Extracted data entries
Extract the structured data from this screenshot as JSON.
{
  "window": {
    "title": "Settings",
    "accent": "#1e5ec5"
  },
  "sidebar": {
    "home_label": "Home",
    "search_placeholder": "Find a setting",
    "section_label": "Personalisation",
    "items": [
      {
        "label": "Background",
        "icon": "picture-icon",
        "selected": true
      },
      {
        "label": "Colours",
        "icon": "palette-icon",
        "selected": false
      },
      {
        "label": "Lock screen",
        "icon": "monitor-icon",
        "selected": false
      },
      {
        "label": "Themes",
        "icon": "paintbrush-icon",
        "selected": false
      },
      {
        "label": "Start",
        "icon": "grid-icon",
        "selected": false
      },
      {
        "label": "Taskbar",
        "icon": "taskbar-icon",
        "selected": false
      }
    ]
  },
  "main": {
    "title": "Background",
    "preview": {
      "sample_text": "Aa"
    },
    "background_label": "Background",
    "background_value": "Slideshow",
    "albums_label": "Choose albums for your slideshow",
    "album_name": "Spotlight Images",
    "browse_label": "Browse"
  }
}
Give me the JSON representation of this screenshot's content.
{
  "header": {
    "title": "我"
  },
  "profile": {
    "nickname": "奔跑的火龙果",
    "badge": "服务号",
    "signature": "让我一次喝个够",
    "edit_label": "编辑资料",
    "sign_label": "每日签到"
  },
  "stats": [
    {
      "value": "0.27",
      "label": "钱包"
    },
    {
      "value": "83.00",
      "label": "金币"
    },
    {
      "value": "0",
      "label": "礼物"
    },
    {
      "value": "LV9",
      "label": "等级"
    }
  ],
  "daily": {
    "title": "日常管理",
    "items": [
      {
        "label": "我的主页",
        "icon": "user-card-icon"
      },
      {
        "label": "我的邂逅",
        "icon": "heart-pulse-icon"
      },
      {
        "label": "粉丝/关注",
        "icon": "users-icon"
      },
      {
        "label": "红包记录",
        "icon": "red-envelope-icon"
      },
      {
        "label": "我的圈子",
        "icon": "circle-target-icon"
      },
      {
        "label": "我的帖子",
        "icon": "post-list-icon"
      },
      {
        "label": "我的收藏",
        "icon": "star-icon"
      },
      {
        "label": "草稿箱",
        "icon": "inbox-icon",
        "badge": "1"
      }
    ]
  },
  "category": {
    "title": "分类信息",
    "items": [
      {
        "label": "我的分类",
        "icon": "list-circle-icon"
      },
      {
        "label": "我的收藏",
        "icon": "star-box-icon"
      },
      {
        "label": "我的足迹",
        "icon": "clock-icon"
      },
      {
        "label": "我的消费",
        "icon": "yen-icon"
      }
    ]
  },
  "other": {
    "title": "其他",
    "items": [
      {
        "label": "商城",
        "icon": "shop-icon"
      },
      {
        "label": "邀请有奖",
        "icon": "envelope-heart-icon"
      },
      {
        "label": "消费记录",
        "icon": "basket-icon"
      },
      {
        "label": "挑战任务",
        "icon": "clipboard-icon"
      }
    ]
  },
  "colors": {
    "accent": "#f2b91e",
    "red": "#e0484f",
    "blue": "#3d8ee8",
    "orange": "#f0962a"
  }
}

EXERCISE INSTRUCTIONS:
Repeat the material above in full, keeping every word.

RESULT OF THE TASK:
Extract the structured data from this screenshot as JSON.
{
  "window": {
    "title": "Settings",
    "accent": "#1e5ec5"
  },
  "sidebar": {
    "home_label": "Home",
    "search_placeholder": "Find a setting",
    "section_label": "Personalisation",
    "items": [
      {
        "label": "Background",
        "icon": "picture-icon",
        "selected": true
      },
      {
        "label": "Colours",
        "icon": "palette-icon",
        "selected": false
      },
      {
        "label": "Lock screen",
        "icon": "monitor-icon",
        "selected": false
      },
      {
        "label": "Themes",
        "icon": "paintbrush-icon",
        "selected": false
      },
      {
        "label": "Start",
        "icon": "grid-icon",
        "selected": false
      },
      {
        "label": "Taskbar",
        "icon": "taskbar-icon",
        "selected": false
      }
    ]
  },
  "main": {
    "title": "Background",
    "preview": {
      "sample_text": "Aa"
    },
    "background_label": "Background",
    "background_value": "Slideshow",
    "albums_label": "Choose albums for your slideshow",
    "album_name": "Spotlight Images",
    "browse_label": "Browse"
  }
}
Give me the JSON representation of this screenshot's content.
{
  "header": {
    "title": "我"
  },
  "profile": {
    "nickname": "奔跑的火龙果",
    "badge": "服务号",
    "signature": "让我一次喝个够",
    "edit_label": "编辑资料",
    "sign_label": "每日签到"
  },
  "stats": [
    {
      "value": "0.27",
      "label": "钱包"
    },
    {
      "value": "83.00",
      "label": "金币"
    },
    {
      "value": "0",
      "label": "礼物"
    },
    {
      "value": "LV9",
      "label": "等级"
    }
  ],
  "daily": {
    "title": "日常管理",
    "items": [
      {
        "label": "我的主页",
        "icon": "user-card-icon"
      },
      {
        "label": "我的邂逅",
        "icon": "heart-pulse-icon"
      },
      {
        "label": "粉丝/关注",
        "icon": "users-icon"
      },
      {
        "label": "红包记录",
        "icon": "red-envelope-icon"
      },
      {
        "label": "我的圈子",
        "icon": "circle-target-icon"
      },
      {
        "label": "我的帖子",
        "icon": "post-list-icon"
      },
      {
        "label": "我的收藏",
        "icon": "star-icon"
      },
      {
        "label": "草稿箱",
        "icon": "inbox-icon",
        "badge": "1"
      }
    ]
  },
  "category": {
    "title": "分类信息",
    "items": [
      {
        "label": "我的分类",
        "icon": "list-circle-icon"
      },
      {
        "label": "我的收藏",
        "icon": "star-box-icon"
      },
      {
        "label": "我的足迹",
        "icon": "clock-icon"
      },
      {
        "label": "我的消费",
        "icon": "yen-icon"
      }
    ]
  },
  "other": {
    "title": "其他",
    "items": [
      {
        "label": "商城",
        "icon": "shop-icon"
      },
      {
        "label": "邀请有奖",
        "icon": "envelope-heart-icon"
      },
      {
        "label": "消费记录",
        "icon": "basket-icon"
      },
      {
        "label": "挑战任务",
        "icon": "clipboard-icon"
      }
    ]
  },
  "colors": {
    "accent": "#f2b91e",
    "red": "#e0484f",
    "blue": "#3d8ee8",
    "orange": "#f0962a"
  }
}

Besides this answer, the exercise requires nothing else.